* **TASK INSTRUCTIONS**
Pull out from the material below all lines with "JSON".

[Records contained in a dataset]
----
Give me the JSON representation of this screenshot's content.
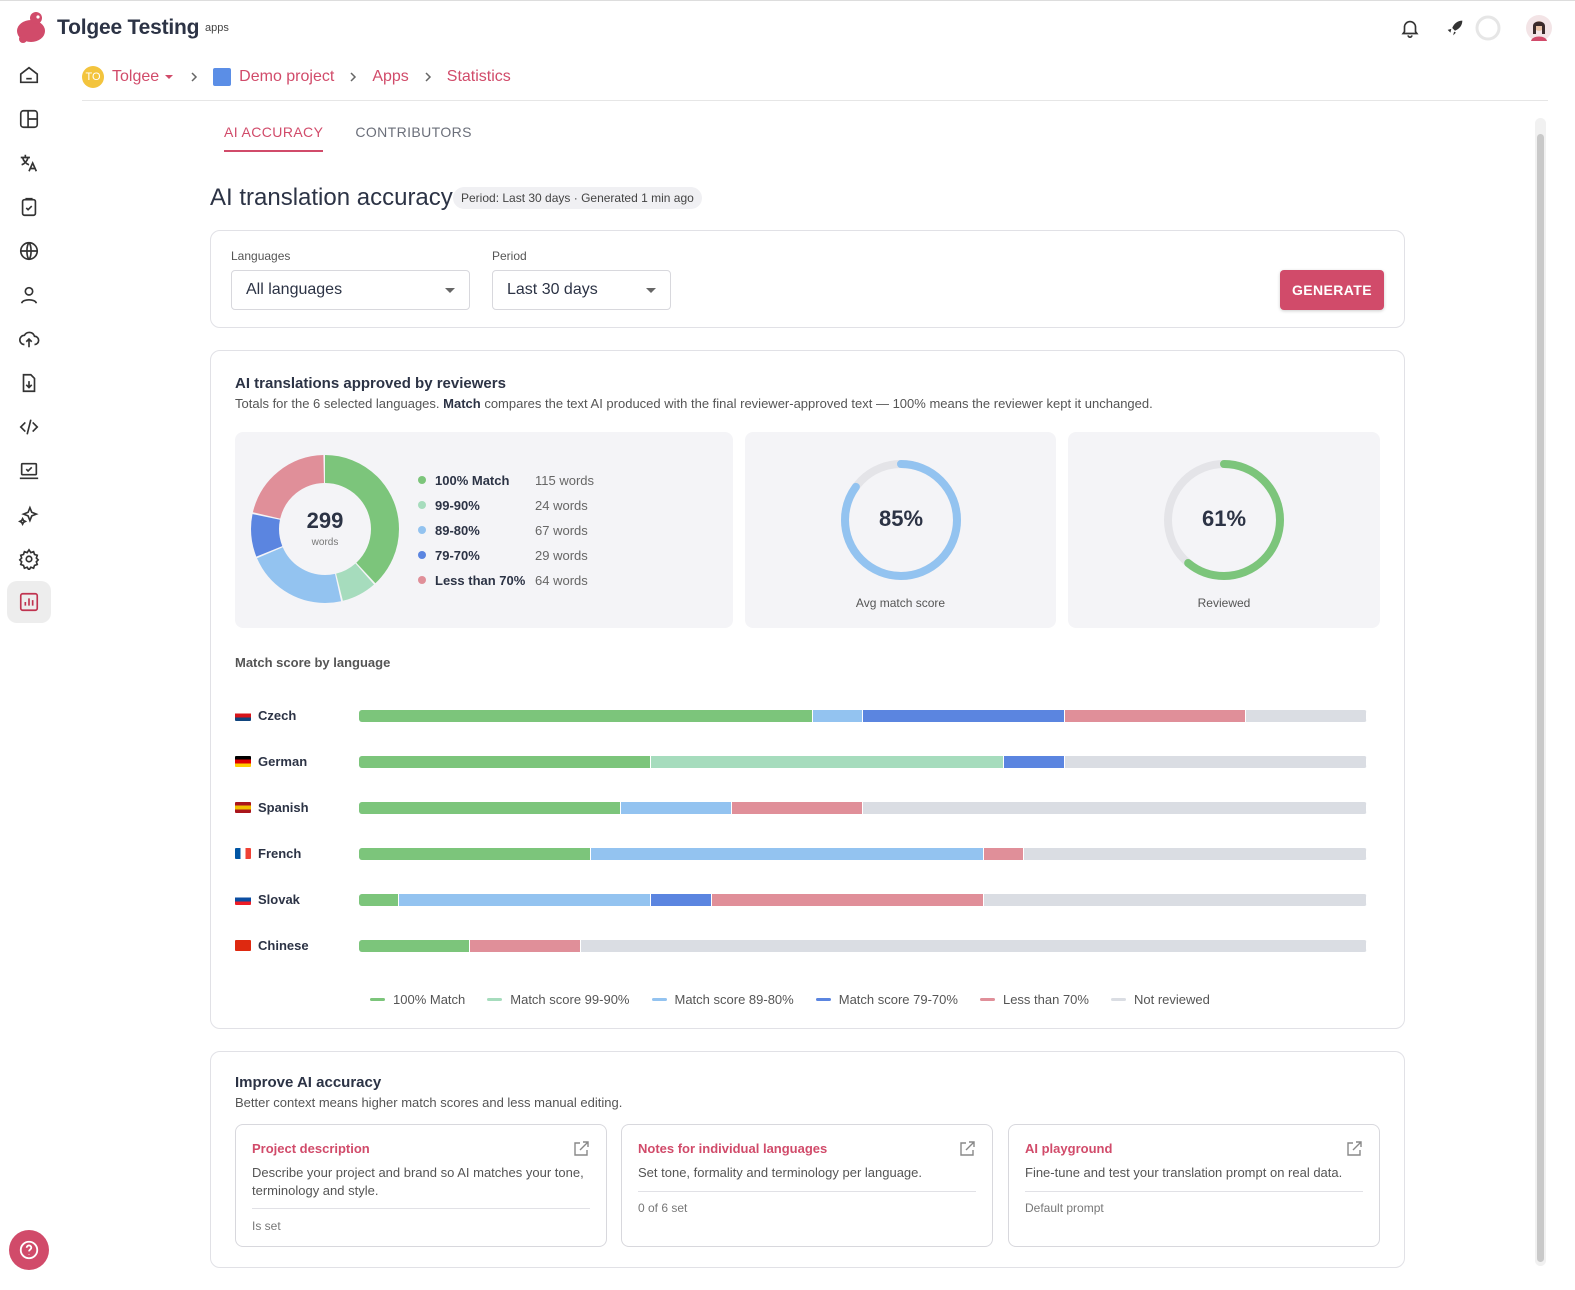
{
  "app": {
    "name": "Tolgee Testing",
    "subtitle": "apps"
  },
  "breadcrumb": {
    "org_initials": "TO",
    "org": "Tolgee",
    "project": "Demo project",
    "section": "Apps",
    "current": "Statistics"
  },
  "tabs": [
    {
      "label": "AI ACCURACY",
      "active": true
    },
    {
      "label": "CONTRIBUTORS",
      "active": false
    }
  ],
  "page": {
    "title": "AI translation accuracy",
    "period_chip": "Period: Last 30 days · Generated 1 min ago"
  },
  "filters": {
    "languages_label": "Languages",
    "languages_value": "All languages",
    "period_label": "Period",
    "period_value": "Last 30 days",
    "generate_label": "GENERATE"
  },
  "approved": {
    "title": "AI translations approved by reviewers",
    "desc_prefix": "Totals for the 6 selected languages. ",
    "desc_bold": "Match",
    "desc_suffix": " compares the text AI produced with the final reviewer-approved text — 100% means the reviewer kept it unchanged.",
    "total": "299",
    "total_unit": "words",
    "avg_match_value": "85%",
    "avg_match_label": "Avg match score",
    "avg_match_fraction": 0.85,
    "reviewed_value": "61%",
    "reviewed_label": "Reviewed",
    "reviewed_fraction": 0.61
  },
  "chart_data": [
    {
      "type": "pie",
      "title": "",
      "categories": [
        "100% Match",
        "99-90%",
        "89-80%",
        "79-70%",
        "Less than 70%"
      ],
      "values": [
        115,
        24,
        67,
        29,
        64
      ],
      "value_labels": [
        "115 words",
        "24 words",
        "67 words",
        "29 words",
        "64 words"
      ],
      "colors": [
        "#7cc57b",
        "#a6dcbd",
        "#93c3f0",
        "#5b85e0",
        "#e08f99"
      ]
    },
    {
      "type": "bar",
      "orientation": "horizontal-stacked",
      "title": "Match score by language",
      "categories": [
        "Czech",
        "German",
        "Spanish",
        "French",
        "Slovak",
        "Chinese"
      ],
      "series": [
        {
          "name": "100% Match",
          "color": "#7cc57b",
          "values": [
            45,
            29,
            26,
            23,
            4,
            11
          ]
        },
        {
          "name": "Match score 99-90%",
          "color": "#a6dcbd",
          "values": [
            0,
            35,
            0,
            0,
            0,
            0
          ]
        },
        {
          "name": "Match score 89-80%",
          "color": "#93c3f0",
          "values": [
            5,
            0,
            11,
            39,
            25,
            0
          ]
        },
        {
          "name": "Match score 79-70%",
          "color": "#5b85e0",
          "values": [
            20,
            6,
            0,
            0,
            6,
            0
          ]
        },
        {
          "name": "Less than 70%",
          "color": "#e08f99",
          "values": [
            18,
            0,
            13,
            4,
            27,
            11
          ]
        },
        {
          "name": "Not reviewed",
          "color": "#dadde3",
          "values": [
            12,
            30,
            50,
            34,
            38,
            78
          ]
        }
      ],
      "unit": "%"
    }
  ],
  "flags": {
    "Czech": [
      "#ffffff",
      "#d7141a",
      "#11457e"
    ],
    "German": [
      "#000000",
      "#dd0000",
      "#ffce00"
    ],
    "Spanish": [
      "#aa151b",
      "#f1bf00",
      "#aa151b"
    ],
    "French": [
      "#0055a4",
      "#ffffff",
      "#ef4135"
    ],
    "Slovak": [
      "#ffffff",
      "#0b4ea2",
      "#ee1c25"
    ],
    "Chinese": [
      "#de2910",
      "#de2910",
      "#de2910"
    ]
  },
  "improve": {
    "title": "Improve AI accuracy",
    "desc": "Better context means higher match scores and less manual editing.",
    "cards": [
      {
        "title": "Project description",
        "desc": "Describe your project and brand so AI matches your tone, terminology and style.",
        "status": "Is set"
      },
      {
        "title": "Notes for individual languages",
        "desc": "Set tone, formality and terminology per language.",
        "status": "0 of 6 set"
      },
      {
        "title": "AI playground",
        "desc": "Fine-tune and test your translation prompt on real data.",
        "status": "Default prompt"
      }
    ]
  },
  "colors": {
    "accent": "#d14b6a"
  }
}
----
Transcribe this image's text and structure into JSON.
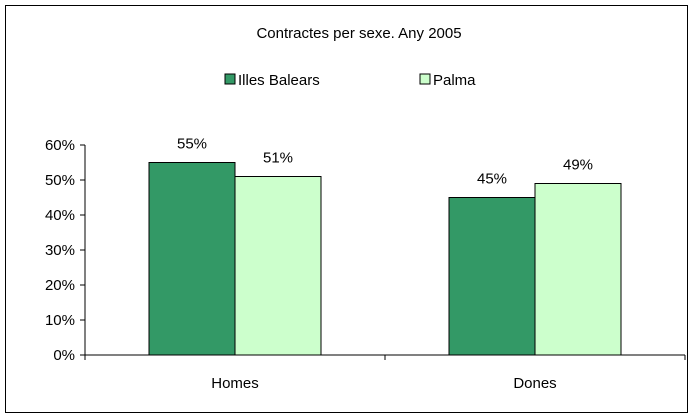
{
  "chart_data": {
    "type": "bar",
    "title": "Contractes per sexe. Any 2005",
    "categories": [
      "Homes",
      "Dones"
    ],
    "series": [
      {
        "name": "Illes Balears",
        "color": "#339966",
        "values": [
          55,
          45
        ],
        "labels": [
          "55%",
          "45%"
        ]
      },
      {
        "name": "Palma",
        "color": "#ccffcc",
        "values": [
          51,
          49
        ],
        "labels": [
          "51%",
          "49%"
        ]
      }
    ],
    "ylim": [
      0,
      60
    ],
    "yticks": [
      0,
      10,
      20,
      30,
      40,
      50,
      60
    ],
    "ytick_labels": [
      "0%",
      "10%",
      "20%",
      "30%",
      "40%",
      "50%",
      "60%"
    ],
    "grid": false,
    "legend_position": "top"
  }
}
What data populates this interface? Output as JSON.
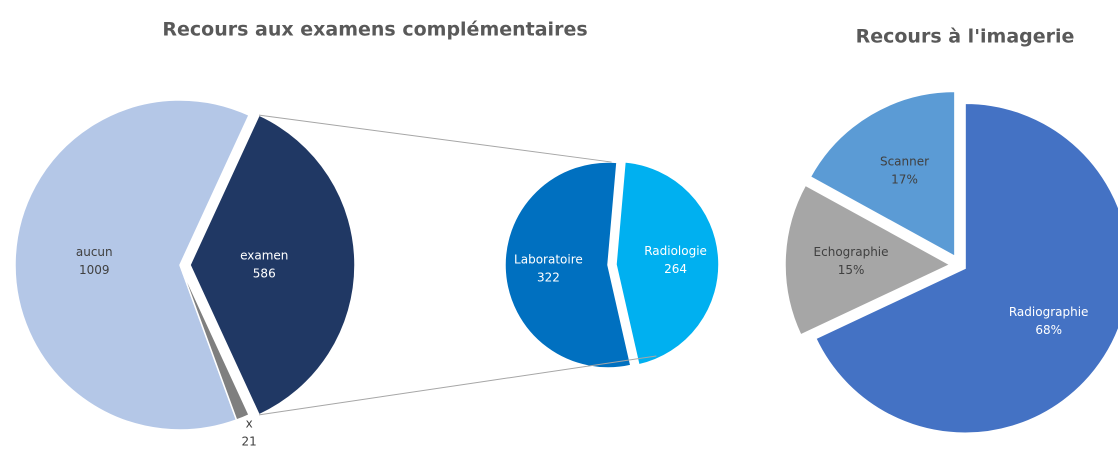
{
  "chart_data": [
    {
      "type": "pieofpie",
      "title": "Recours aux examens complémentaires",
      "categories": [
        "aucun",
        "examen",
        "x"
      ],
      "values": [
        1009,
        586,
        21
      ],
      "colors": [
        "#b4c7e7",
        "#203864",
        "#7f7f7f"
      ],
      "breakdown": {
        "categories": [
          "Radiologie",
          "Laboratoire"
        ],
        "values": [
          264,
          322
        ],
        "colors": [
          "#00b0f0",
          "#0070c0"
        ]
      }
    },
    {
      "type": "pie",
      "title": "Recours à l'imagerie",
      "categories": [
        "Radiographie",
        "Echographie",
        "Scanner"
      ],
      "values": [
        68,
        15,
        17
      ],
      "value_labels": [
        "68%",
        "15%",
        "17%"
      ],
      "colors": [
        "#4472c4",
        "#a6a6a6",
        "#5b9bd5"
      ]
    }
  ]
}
----
* **EXPECTED OUTPUT**
Give me the JSON representation of this screenshot's content.
Transcribe this image's text and structure into JSON.
What data populates this interface? Output as JSON.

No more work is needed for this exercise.